Goal =
Find all lines in the listing that include the word "from", then copy them.

Dataset records =
▬▬▬▬▬▬▬▬▬▬
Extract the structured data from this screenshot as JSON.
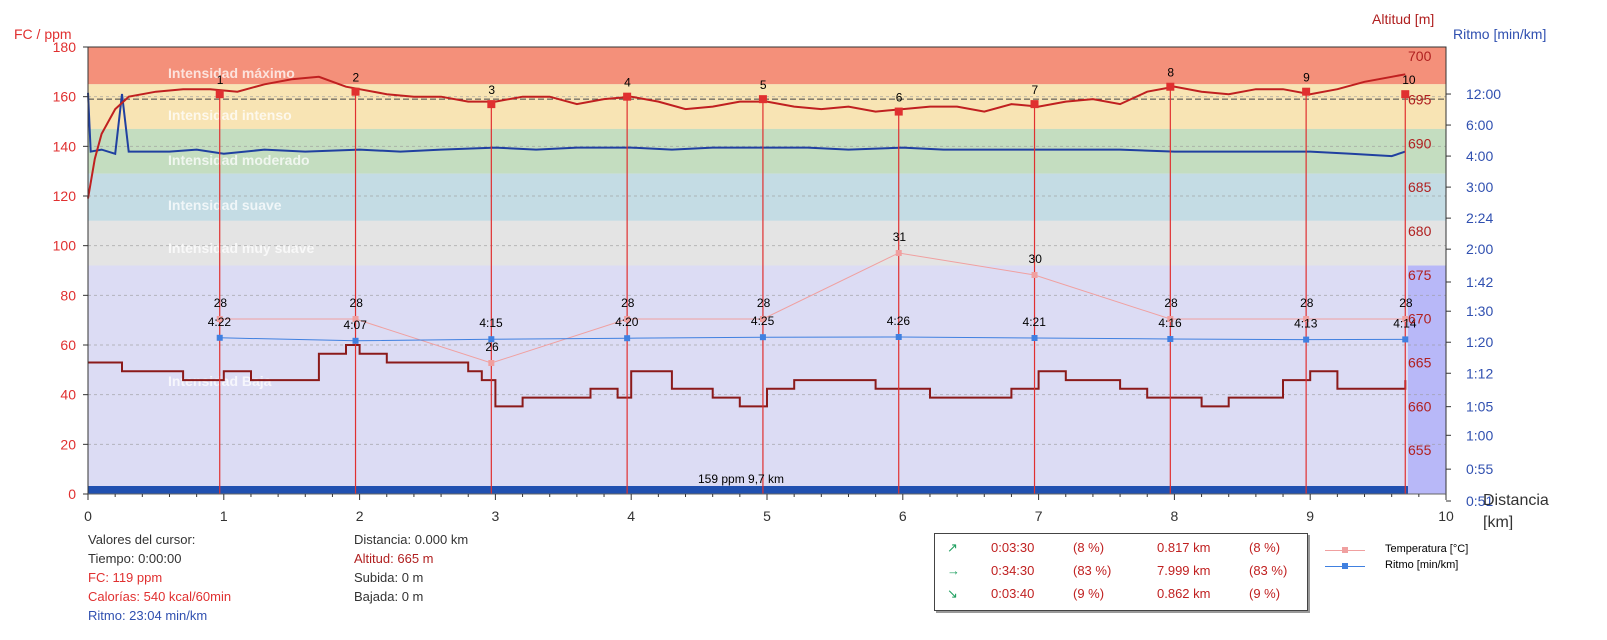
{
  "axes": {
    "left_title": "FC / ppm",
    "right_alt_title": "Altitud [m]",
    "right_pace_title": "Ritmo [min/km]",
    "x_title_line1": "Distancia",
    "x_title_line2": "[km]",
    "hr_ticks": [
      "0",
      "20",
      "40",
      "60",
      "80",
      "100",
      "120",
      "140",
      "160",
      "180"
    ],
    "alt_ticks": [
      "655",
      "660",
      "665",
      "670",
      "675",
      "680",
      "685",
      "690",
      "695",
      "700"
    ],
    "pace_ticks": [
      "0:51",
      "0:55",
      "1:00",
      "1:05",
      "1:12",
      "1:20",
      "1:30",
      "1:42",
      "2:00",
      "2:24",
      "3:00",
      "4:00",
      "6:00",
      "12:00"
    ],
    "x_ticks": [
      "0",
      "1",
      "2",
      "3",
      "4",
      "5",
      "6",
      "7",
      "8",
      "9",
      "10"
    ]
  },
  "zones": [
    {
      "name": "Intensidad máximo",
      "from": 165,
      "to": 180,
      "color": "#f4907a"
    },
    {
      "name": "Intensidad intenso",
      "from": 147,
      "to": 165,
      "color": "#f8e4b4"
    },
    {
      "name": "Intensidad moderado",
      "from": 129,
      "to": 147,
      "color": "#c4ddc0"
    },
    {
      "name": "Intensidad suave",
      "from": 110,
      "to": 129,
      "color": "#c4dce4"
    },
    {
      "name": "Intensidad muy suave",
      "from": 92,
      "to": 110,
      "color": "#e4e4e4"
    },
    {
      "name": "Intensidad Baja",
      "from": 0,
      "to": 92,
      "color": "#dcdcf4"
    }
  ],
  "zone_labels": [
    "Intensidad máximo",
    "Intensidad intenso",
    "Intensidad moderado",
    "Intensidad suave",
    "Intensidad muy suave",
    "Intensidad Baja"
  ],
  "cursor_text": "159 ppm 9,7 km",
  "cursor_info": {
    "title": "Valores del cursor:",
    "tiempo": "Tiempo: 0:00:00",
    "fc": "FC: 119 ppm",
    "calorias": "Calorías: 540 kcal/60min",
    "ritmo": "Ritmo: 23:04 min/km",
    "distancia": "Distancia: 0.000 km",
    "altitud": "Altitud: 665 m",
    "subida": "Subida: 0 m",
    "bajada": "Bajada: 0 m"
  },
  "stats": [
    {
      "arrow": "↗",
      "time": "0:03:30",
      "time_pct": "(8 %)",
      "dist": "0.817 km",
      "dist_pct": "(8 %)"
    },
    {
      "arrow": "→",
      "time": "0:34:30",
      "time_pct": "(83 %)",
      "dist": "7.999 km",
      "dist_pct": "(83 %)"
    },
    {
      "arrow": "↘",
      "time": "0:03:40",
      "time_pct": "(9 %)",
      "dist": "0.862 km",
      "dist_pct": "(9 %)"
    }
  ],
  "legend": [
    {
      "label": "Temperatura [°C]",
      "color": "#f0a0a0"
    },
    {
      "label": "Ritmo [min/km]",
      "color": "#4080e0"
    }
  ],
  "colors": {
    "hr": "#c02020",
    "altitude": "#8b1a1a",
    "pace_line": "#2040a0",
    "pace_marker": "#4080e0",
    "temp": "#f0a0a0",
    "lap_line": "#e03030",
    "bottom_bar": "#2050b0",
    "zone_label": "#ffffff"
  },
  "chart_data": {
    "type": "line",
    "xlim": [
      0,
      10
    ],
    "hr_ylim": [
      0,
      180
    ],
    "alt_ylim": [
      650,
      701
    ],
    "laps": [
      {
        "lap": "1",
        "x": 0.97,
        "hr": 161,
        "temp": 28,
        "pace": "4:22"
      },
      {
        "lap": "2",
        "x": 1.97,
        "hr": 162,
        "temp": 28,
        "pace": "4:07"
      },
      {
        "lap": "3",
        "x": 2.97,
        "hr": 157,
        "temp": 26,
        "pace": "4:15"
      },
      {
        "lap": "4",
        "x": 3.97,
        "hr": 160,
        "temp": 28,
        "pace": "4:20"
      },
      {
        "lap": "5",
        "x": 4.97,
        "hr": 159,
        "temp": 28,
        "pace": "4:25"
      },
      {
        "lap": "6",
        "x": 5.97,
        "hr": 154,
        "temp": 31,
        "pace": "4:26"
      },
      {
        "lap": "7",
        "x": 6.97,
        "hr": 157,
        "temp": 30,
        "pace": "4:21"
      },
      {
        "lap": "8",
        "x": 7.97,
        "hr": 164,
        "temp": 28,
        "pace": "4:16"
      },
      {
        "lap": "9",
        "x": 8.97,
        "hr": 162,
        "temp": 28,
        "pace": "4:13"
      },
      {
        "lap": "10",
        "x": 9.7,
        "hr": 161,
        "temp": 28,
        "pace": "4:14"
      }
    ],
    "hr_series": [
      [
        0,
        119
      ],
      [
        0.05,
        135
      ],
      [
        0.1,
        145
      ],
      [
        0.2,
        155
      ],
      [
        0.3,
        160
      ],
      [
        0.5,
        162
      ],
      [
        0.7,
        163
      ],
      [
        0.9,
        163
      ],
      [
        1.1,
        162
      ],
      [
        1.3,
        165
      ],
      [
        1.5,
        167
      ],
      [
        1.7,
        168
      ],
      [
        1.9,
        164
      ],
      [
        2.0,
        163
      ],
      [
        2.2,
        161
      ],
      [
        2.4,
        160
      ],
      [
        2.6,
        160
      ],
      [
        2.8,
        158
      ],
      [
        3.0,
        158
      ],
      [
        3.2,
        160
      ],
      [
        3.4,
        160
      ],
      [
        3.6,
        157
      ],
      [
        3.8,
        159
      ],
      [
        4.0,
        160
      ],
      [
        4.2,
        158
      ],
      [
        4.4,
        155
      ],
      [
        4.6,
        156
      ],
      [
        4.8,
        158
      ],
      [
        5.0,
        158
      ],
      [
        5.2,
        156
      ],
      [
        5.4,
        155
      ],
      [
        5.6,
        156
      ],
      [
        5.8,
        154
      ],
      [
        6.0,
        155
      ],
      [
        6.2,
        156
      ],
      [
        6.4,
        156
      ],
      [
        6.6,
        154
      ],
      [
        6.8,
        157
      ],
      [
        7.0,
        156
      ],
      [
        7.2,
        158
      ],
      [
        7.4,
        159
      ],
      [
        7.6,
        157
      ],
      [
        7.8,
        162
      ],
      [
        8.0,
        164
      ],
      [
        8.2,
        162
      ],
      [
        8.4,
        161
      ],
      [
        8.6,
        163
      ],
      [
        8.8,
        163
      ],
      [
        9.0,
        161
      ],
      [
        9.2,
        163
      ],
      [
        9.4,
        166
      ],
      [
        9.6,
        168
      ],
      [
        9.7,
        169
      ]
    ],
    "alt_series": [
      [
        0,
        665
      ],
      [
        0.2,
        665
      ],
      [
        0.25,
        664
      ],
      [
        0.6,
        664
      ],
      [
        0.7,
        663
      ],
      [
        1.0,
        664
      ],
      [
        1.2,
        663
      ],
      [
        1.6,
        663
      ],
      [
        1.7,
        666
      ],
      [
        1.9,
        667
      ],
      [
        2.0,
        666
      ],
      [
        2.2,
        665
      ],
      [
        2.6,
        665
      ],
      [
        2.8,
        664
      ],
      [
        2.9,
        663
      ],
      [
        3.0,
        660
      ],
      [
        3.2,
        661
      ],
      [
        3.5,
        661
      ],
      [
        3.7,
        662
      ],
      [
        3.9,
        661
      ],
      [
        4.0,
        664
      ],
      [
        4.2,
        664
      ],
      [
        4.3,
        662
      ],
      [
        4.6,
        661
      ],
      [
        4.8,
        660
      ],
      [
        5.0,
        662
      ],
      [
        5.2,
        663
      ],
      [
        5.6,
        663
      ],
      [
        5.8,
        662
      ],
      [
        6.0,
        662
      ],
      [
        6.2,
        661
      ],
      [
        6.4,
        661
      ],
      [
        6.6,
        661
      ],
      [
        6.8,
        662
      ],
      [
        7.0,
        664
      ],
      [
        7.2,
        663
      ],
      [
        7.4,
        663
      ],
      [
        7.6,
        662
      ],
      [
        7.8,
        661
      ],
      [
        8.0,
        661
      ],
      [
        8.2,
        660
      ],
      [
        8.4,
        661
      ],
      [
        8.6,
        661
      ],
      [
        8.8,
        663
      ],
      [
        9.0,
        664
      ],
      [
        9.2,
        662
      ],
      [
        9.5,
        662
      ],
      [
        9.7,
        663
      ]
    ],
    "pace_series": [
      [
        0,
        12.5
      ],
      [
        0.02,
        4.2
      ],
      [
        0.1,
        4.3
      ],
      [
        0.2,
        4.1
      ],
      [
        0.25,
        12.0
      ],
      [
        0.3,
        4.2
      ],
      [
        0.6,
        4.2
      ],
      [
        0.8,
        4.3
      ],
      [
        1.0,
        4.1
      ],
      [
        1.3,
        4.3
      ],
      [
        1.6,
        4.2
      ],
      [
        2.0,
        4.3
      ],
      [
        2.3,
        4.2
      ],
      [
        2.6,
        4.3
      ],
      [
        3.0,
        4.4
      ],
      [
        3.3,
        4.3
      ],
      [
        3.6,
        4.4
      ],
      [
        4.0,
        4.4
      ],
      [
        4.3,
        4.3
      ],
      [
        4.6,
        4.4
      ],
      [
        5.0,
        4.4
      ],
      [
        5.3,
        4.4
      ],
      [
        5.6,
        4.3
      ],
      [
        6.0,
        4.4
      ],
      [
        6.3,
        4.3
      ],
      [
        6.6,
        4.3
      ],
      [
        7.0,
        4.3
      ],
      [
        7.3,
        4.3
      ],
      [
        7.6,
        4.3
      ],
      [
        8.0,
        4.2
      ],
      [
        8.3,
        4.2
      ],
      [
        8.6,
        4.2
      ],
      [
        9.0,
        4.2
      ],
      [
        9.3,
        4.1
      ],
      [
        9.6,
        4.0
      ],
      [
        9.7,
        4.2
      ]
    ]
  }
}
▬▬▬▬▬▬▬▬▬▬
Answer to the problem =
Extract the structured data from this screenshot as JSON.
      "from": 165,
      "from": 147,
      "from": 129,
      "from": 110,
      "from": 92,
      "from": 0,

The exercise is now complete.